## Start

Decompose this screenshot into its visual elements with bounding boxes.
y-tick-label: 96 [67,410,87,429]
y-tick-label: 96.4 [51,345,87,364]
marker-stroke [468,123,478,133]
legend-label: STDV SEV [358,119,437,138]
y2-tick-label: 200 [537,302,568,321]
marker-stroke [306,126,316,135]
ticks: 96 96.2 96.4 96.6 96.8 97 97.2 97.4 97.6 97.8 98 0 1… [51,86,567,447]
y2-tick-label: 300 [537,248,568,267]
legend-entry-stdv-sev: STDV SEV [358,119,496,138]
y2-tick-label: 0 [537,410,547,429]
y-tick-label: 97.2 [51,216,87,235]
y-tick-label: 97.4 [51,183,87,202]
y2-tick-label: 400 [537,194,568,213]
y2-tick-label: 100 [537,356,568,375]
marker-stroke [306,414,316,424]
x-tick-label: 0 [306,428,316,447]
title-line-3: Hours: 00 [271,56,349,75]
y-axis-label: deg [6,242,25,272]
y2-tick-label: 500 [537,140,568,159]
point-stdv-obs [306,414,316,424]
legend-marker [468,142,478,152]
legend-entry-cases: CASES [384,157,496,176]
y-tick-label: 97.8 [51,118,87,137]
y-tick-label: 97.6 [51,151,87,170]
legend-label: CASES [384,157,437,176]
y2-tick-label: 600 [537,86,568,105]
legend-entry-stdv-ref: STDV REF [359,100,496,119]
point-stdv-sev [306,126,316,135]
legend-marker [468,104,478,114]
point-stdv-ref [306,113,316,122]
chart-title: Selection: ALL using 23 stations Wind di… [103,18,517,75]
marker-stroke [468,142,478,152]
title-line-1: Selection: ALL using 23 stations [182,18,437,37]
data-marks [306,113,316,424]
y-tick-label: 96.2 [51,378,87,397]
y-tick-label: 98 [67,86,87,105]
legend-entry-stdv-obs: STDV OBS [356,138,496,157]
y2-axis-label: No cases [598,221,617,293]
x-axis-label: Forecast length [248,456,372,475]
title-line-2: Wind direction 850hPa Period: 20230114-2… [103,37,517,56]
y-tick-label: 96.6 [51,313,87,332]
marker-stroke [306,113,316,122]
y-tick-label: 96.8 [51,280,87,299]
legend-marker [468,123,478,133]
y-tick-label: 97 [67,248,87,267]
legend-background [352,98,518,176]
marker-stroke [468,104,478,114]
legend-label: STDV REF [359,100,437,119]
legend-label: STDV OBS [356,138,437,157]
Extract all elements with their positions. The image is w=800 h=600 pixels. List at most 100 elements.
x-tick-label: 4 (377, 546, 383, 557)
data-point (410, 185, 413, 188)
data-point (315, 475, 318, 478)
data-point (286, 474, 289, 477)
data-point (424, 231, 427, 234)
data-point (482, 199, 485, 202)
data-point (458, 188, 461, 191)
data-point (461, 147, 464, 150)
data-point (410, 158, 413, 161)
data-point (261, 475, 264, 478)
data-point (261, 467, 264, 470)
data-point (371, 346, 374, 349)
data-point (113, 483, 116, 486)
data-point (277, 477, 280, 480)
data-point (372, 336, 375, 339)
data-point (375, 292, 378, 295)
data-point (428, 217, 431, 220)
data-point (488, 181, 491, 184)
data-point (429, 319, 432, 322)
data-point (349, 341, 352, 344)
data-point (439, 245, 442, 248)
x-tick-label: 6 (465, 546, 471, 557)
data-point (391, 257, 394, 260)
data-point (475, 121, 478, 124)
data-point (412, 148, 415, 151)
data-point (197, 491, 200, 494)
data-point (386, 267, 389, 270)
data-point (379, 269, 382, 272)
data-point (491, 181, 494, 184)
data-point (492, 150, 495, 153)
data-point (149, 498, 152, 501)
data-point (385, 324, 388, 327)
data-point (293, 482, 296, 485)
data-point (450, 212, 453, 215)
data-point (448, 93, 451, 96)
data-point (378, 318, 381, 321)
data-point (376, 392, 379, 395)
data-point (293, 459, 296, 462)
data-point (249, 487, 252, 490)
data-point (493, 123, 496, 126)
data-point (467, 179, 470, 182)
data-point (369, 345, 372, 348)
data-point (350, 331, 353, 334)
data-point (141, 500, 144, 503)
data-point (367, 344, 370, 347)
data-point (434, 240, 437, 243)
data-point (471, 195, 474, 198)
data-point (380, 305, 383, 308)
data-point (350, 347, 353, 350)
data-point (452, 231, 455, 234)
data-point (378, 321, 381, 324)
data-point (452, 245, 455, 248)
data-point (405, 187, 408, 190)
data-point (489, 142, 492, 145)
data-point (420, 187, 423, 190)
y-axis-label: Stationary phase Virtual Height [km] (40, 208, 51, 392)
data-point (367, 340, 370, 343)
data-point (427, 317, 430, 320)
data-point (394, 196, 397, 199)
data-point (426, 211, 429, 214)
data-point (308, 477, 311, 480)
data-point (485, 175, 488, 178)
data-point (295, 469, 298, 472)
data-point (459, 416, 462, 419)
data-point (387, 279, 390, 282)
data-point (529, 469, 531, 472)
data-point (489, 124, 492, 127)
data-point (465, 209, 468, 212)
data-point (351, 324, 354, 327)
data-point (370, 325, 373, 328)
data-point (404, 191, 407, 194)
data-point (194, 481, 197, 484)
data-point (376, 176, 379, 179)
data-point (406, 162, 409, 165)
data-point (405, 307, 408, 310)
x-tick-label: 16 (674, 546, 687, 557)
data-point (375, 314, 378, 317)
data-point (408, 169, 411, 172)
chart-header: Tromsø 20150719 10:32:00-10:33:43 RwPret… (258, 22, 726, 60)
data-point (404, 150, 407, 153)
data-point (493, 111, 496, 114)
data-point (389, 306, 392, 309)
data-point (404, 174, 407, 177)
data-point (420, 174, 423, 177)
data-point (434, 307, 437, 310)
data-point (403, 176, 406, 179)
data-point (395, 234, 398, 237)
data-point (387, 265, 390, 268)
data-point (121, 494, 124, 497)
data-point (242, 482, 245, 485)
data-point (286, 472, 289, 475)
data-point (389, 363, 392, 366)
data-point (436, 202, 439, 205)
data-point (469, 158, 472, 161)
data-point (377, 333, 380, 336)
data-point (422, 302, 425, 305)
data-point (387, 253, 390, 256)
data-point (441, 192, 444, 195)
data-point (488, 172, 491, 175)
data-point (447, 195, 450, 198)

## End

- **Directions for this task**
Set down every line of the entries above, character for character, with no changes.

- **Output**
Decompose this screenshot into its visual elements with bounding boxes.
y-tick-label: 96 [67,410,87,429]
y-tick-label: 96.4 [51,345,87,364]
marker-stroke [468,123,478,133]
legend-label: STDV SEV [358,119,437,138]
y2-tick-label: 200 [537,302,568,321]
marker-stroke [306,126,316,135]
ticks: 96 96.2 96.4 96.6 96.8 97 97.2 97.4 97.6 97.8 98 0 1… [51,86,567,447]
y2-tick-label: 300 [537,248,568,267]
legend-entry-stdv-sev: STDV SEV [358,119,496,138]
y2-tick-label: 0 [537,410,547,429]
y-tick-label: 97.2 [51,216,87,235]
y-tick-label: 97.4 [51,183,87,202]
y2-tick-label: 400 [537,194,568,213]
y2-tick-label: 100 [537,356,568,375]
marker-stroke [306,414,316,424]
x-tick-label: 0 [306,428,316,447]
title-line-3: Hours: 00 [271,56,349,75]
y-axis-label: deg [6,242,25,272]
y2-tick-label: 500 [537,140,568,159]
point-stdv-obs [306,414,316,424]
legend-marker [468,142,478,152]
legend-entry-cases: CASES [384,157,496,176]
y-tick-label: 97.8 [51,118,87,137]
y-tick-label: 97.6 [51,151,87,170]
legend-label: CASES [384,157,437,176]
y2-tick-label: 600 [537,86,568,105]
legend-entry-stdv-ref: STDV REF [359,100,496,119]
point-stdv-sev [306,126,316,135]
legend-marker [468,104,478,114]
point-stdv-ref [306,113,316,122]
chart-title: Selection: ALL using 23 stations Wind di… [103,18,517,75]
marker-stroke [468,142,478,152]
title-line-1: Selection: ALL using 23 stations [182,18,437,37]
data-marks [306,113,316,424]
y-tick-label: 96.2 [51,378,87,397]
y-tick-label: 98 [67,86,87,105]
legend-entry-stdv-obs: STDV OBS [356,138,496,157]
y2-axis-label: No cases [598,221,617,293]
x-axis-label: Forecast length [248,456,372,475]
title-line-2: Wind direction 850hPa Period: 20230114-2… [103,37,517,56]
y-tick-label: 96.6 [51,313,87,332]
marker-stroke [306,113,316,122]
y-tick-label: 96.8 [51,280,87,299]
legend-marker [468,123,478,133]
y-tick-label: 97 [67,248,87,267]
legend-background [352,98,518,176]
marker-stroke [468,104,478,114]
legend-label: STDV REF [359,100,437,119]
legend-label: STDV OBS [356,138,437,157]
Extract all elements with their positions. The image is w=800 h=600 pixels. List at most 100 elements.
x-tick-label: 4 (377, 546, 383, 557)
data-point (410, 185, 413, 188)
data-point (315, 475, 318, 478)
data-point (286, 474, 289, 477)
data-point (424, 231, 427, 234)
data-point (482, 199, 485, 202)
data-point (458, 188, 461, 191)
data-point (461, 147, 464, 150)
data-point (410, 158, 413, 161)
data-point (261, 475, 264, 478)
data-point (261, 467, 264, 470)
data-point (371, 346, 374, 349)
data-point (113, 483, 116, 486)
data-point (277, 477, 280, 480)
data-point (372, 336, 375, 339)
data-point (375, 292, 378, 295)
data-point (428, 217, 431, 220)
data-point (488, 181, 491, 184)
data-point (429, 319, 432, 322)
data-point (349, 341, 352, 344)
data-point (439, 245, 442, 248)
x-tick-label: 6 (465, 546, 471, 557)
data-point (391, 257, 394, 260)
data-point (475, 121, 478, 124)
data-point (412, 148, 415, 151)
data-point (197, 491, 200, 494)
data-point (386, 267, 389, 270)
data-point (379, 269, 382, 272)
data-point (491, 181, 494, 184)
data-point (492, 150, 495, 153)
data-point (149, 498, 152, 501)
data-point (385, 324, 388, 327)
data-point (293, 482, 296, 485)
data-point (450, 212, 453, 215)
data-point (448, 93, 451, 96)
data-point (378, 318, 381, 321)
data-point (376, 392, 379, 395)
data-point (293, 459, 296, 462)
data-point (249, 487, 252, 490)
data-point (493, 123, 496, 126)
data-point (467, 179, 470, 182)
data-point (369, 345, 372, 348)
data-point (350, 331, 353, 334)
data-point (141, 500, 144, 503)
data-point (367, 344, 370, 347)
data-point (434, 240, 437, 243)
data-point (471, 195, 474, 198)
data-point (380, 305, 383, 308)
data-point (350, 347, 353, 350)
data-point (452, 231, 455, 234)
data-point (378, 321, 381, 324)
data-point (452, 245, 455, 248)
data-point (405, 187, 408, 190)
data-point (489, 142, 492, 145)
data-point (420, 187, 423, 190)
y-axis-label: Stationary phase Virtual Height [km] (40, 208, 51, 392)
data-point (367, 340, 370, 343)
data-point (427, 317, 430, 320)
data-point (394, 196, 397, 199)
data-point (426, 211, 429, 214)
data-point (308, 477, 311, 480)
data-point (485, 175, 488, 178)
data-point (295, 469, 298, 472)
data-point (459, 416, 462, 419)
data-point (387, 279, 390, 282)
data-point (529, 469, 531, 472)
data-point (489, 124, 492, 127)
data-point (465, 209, 468, 212)
data-point (351, 324, 354, 327)
data-point (370, 325, 373, 328)
data-point (404, 191, 407, 194)
data-point (194, 481, 197, 484)
data-point (376, 176, 379, 179)
data-point (406, 162, 409, 165)
data-point (405, 307, 408, 310)
x-tick-label: 16 (674, 546, 687, 557)
data-point (375, 314, 378, 317)
data-point (408, 169, 411, 172)
chart-header: Tromsø 20150719 10:32:00-10:33:43 RwPret… (258, 22, 726, 60)
data-point (404, 150, 407, 153)
data-point (493, 111, 496, 114)
data-point (389, 306, 392, 309)
data-point (404, 174, 407, 177)
data-point (420, 174, 423, 177)
data-point (434, 307, 437, 310)
data-point (403, 176, 406, 179)
data-point (395, 234, 398, 237)
data-point (387, 265, 390, 268)
data-point (121, 494, 124, 497)
data-point (242, 482, 245, 485)
data-point (286, 472, 289, 475)
data-point (389, 363, 392, 366)
data-point (436, 202, 439, 205)
data-point (469, 158, 472, 161)
data-point (377, 333, 380, 336)
data-point (422, 302, 425, 305)
data-point (387, 253, 390, 256)
data-point (441, 192, 444, 195)
data-point (488, 172, 491, 175)
data-point (447, 195, 450, 198)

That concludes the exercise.